### REQUIREMENTS
Swap "bottom plan view" for "top plan view" throughout the records below, leaving every other word unchanged.

*** PROVIDED RECORDS ***

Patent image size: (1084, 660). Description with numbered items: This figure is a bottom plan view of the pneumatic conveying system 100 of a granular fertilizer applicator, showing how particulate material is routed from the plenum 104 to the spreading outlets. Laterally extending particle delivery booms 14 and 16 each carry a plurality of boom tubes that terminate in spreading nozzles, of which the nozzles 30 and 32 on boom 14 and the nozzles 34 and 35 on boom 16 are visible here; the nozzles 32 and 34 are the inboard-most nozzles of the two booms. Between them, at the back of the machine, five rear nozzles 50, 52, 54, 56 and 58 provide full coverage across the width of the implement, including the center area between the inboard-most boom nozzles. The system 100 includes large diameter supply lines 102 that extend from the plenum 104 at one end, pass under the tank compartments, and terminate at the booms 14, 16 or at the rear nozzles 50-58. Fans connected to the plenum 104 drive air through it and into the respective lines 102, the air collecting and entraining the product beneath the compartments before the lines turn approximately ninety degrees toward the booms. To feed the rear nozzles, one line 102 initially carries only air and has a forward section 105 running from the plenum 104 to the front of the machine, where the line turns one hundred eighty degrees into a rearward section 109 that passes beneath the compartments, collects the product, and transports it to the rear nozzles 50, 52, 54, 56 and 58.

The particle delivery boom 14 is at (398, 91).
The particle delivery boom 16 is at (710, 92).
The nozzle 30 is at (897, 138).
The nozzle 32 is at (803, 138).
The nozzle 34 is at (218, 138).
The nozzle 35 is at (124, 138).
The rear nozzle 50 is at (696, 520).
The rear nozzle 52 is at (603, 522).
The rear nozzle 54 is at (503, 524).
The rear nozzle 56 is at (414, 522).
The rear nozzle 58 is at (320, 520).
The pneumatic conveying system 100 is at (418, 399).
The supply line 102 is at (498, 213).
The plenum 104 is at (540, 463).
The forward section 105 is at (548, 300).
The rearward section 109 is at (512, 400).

***

### OUTPUT FOR THIS EXERCISE
Patent image size: (1084, 660). Description with numbered items: This figure is a top plan view of the pneumatic conveying system 100 of a granular fertilizer applicator, showing how particulate material is routed from the plenum 104 to the spreading outlets. Laterally extending particle delivery booms 14 and 16 each carry a plurality of boom tubes that terminate in spreading nozzles, of which the nozzles 30 and 32 on boom 14 and the nozzles 34 and 35 on boom 16 are visible here; the nozzles 32 and 34 are the inboard-most nozzles of the two booms. Between them, at the back of the machine, five rear nozzles 50, 52, 54, 56 and 58 provide full coverage across the width of the implement, including the center area between the inboard-most boom nozzles. The system 100 includes large diameter supply lines 102 that extend from the plenum 104 at one end, pass under the tank compartments, and terminate at the booms 14, 16 or at the rear nozzles 50-58. Fans connected to the plenum 104 drive air through it and into the respective lines 102, the air collecting and entraining the product beneath the compartments before the lines turn approximately ninety degrees toward the booms. To feed the rear nozzles, one line 102 initially carries only air and has a forward section 105 running from the plenum 104 to the front of the machine, where the line turns one hundred eighty degrees into a rearward section 109 that passes beneath the compartments, collects the product, and transports it to the rear nozzles 50, 52, 54, 56 and 58.

The particle delivery boom 14 is at (398, 91).
The particle delivery boom 16 is at (710, 92).
The nozzle 30 is at (897, 138).
The nozzle 32 is at (803, 138).
The nozzle 34 is at (218, 138).
The nozzle 35 is at (124, 138).
The rear nozzle 50 is at (696, 520).
The rear nozzle 52 is at (603, 522).
The rear nozzle 54 is at (503, 524).
The rear nozzle 56 is at (414, 522).
The rear nozzle 58 is at (320, 520).
The pneumatic conveying system 100 is at (418, 399).
The supply line 102 is at (498, 213).
The plenum 104 is at (540, 463).
The forward section 105 is at (548, 300).
The rearward section 109 is at (512, 400).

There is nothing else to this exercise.